# [Task description]
Leave out the pictures and copy the remaining records exactly.
-- BEGIN Rows --
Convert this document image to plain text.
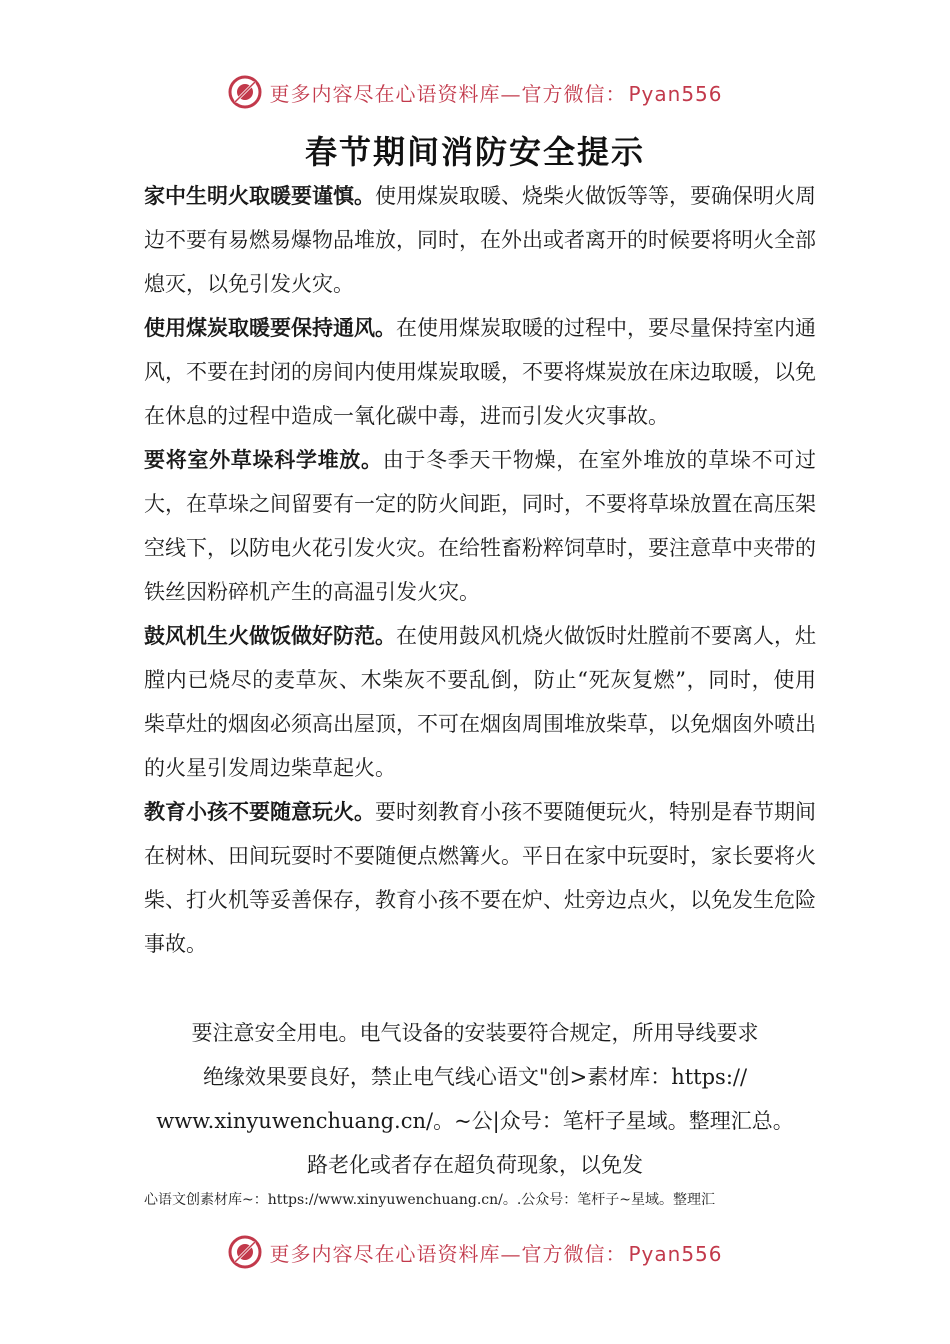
更多内容尽在心语资料库—官方微信： Pyan556
春节期间消防安全提示

家中生明火取暖要谨慎。使用煤炭取暖、烧柴火做饭等等，要确保明火周边不要有易燃易爆物品堆放，同时，在外出或者离开的时候要将明火全部熄灭，以免引发火灾。

使用煤炭取暖要保持通风。在使用煤炭取暖的过程中，要尽量保持室内通风，不要在封闭的房间内使用煤炭取暖，不要将煤炭放在床边取暖，以免在休息的过程中造成一氧化碳中毒，进而引发火灾事故。

要将室外草垛科学堆放。由于冬季天干物燥，在室外堆放的草垛不可过大，在草垛之间留要有一定的防火间距，同时，不要将草垛放置在高压架空线下，以防电火花引发火灾。在给牲畜粉粹饲草时，要注意草中夹带的铁丝因粉碎机产生的高温引发火灾。

鼓风机生火做饭做好防范。在使用鼓风机烧火做饭时灶膛前不要离人，灶膛内已烧尽的麦草灰、木柴灰不要乱倒，防止“死灰复燃”，同时，使用柴草灶的烟囱必须高出屋顶，不可在烟囱周围堆放柴草，以免烟囱外喷出的火星引发周边柴草起火。

教育小孩不要随意玩火。要时刻教育小孩不要随便玩火，特别是春节期间在树林、田间玩耍时不要随便点燃篝火。平日在家中玩耍时，家长要将火柴、打火机等妥善保存，教育小孩不要在炉、灶旁边点火，以免发生危险事故。

要注意安全用电。电气设备的安装要符合规定，所用导线要求
绝缘效果要良好，禁止电气线心语文"创>素材库：https://
www.xinyuwenchuang.cn/。~公|众号：笔杆子星域。整理汇总。
路老化或者存在超负荷现象，以免发
心语文创素材库~：https://www.xinyuwenchuang.cn/。.公众号：笔杆子~星域。整理汇
更多内容尽在心语资料库—官方微信： Pyan556
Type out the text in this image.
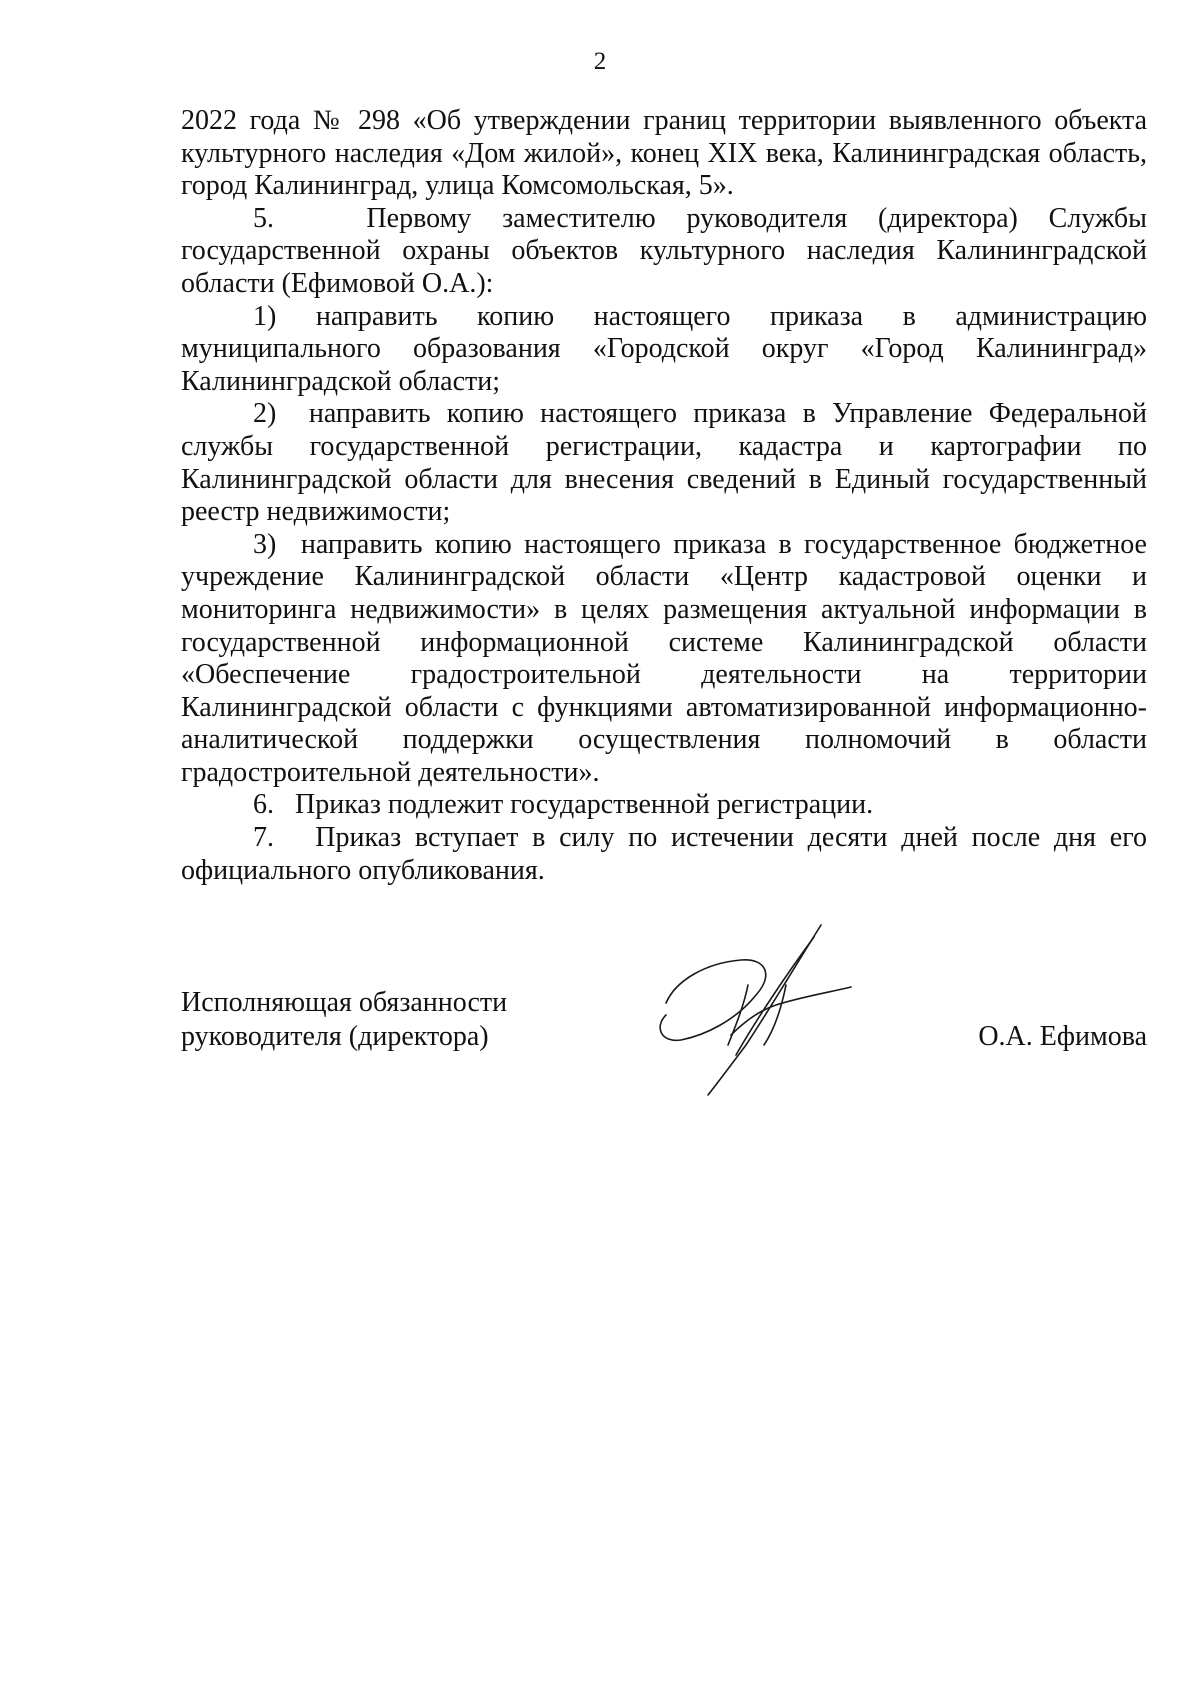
2

2022 года № 298 «Об утверждении границ территории выявленного объекта культурного наследия «Дом жилой», конец XIX века, Калининградская область, город Калининград, улица Комсомольская, 5».

5.   Первому заместителю руководителя (директора) Службы государственной охраны объектов культурного наследия Калининградской области (Ефимовой О.А.):

1) направить копию настоящего приказа в администрацию муниципального образования «Городской округ «Город Калининград» Калининградской области;

2)  направить копию настоящего приказа в Управление Федеральной службы государственной регистрации, кадастра и картографии по Калининградской области для внесения сведений в Единый государственный реестр недвижимости;

3)  направить копию настоящего приказа в государственное бюджетное учреждение Калининградской области «Центр кадастровой оценки и мониторинга недвижимости» в целях размещения актуальной информации в государственной информационной системе Калининградской области «Обеспечение градостроительной деятельности на территории Калининградской области с функциями автоматизированной информационно-аналитической поддержки осуществления полномочий в области градостроительной деятельности».

6.   Приказ подлежит государственной регистрации.

7.   Приказ вступает в силу по истечении десяти дней после дня его официального опубликования.

Исполняющая обязанности
руководителя (директора)	О.А. Ефимова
-- END Rows --
# [Result]
Convert this document image to plain text.
更多内容尽在心语资料库—官方微信： Pyan556
春节期间消防安全提示

家中生明火取暖要谨慎。使用煤炭取暖、烧柴火做饭等等，要确保明火周边不要有易燃易爆物品堆放，同时，在外出或者离开的时候要将明火全部熄灭，以免引发火灾。

使用煤炭取暖要保持通风。在使用煤炭取暖的过程中，要尽量保持室内通风，不要在封闭的房间内使用煤炭取暖，不要将煤炭放在床边取暖，以免在休息的过程中造成一氧化碳中毒，进而引发火灾事故。

要将室外草垛科学堆放。由于冬季天干物燥，在室外堆放的草垛不可过大，在草垛之间留要有一定的防火间距，同时，不要将草垛放置在高压架空线下，以防电火花引发火灾。在给牲畜粉粹饲草时，要注意草中夹带的铁丝因粉碎机产生的高温引发火灾。

鼓风机生火做饭做好防范。在使用鼓风机烧火做饭时灶膛前不要离人，灶膛内已烧尽的麦草灰、木柴灰不要乱倒，防止“死灰复燃”，同时，使用柴草灶的烟囱必须高出屋顶，不可在烟囱周围堆放柴草，以免烟囱外喷出的火星引发周边柴草起火。

教育小孩不要随意玩火。要时刻教育小孩不要随便玩火，特别是春节期间在树林、田间玩耍时不要随便点燃篝火。平日在家中玩耍时，家长要将火柴、打火机等妥善保存，教育小孩不要在炉、灶旁边点火，以免发生危险事故。

要注意安全用电。电气设备的安装要符合规定，所用导线要求
绝缘效果要良好，禁止电气线心语文"创>素材库：https://
www.xinyuwenchuang.cn/。~公|众号：笔杆子星域。整理汇总。
路老化或者存在超负荷现象，以免发
心语文创素材库~：https://www.xinyuwenchuang.cn/。.公众号：笔杆子~星域。整理汇
更多内容尽在心语资料库—官方微信： Pyan556
Type out the text in this image.
2

2022 года № 298 «Об утверждении границ территории выявленного объекта культурного наследия «Дом жилой», конец XIX века, Калининградская область, город Калининград, улица Комсомольская, 5».

5.   Первому заместителю руководителя (директора) Службы государственной охраны объектов культурного наследия Калининградской области (Ефимовой О.А.):

1) направить копию настоящего приказа в администрацию муниципального образования «Городской округ «Город Калининград» Калининградской области;

2)  направить копию настоящего приказа в Управление Федеральной службы государственной регистрации, кадастра и картографии по Калининградской области для внесения сведений в Единый государственный реестр недвижимости;

3)  направить копию настоящего приказа в государственное бюджетное учреждение Калининградской области «Центр кадастровой оценки и мониторинга недвижимости» в целях размещения актуальной информации в государственной информационной системе Калининградской области «Обеспечение градостроительной деятельности на территории Калининградской области с функциями автоматизированной информационно-аналитической поддержки осуществления полномочий в области градостроительной деятельности».

6.   Приказ подлежит государственной регистрации.

7.   Приказ вступает в силу по истечении десяти дней после дня его официального опубликования.

Исполняющая обязанности
руководителя (директора)	О.А. Ефимова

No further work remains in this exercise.